# Start of DATASET ROWS

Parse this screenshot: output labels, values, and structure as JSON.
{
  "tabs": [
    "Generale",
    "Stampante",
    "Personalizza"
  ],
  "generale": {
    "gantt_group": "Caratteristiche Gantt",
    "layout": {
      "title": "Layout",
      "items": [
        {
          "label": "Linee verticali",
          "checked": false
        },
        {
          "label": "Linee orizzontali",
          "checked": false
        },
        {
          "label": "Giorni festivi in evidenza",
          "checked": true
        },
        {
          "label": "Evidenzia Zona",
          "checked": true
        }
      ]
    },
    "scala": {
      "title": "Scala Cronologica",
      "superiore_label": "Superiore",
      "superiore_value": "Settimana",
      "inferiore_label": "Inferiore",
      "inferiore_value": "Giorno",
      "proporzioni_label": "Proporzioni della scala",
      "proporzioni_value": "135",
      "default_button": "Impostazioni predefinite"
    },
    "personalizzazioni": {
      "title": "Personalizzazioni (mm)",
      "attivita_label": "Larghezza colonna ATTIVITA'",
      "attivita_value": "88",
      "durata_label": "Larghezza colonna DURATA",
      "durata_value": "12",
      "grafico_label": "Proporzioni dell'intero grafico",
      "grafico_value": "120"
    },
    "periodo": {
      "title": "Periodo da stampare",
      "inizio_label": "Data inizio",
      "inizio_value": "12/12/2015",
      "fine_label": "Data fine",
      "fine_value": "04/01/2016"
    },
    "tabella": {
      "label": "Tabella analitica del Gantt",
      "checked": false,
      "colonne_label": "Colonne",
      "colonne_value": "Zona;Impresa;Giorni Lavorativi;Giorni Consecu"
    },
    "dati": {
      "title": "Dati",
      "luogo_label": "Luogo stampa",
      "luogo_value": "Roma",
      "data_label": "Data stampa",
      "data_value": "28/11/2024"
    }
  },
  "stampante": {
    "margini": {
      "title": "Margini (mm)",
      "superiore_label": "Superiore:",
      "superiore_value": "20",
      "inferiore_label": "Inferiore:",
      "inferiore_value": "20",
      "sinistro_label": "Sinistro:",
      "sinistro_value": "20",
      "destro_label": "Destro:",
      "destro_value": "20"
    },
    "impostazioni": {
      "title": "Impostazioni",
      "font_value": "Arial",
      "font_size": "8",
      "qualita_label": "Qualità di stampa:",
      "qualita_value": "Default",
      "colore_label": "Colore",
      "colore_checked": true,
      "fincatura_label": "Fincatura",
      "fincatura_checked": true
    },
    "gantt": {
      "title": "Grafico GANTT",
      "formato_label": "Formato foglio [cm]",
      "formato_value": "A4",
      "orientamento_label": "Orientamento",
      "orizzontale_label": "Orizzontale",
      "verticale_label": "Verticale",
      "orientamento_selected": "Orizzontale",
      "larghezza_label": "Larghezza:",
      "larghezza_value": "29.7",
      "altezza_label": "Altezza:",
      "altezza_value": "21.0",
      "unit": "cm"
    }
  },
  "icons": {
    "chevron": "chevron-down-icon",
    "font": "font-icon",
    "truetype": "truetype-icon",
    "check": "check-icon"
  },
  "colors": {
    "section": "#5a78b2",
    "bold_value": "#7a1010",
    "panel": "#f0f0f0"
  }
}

# End of DATASET ROWS

_YOUR TASK_
Count each line of the entries that holds the word "Linee", then state the total and nothing more.

_PROBLEM SOLUTION_
2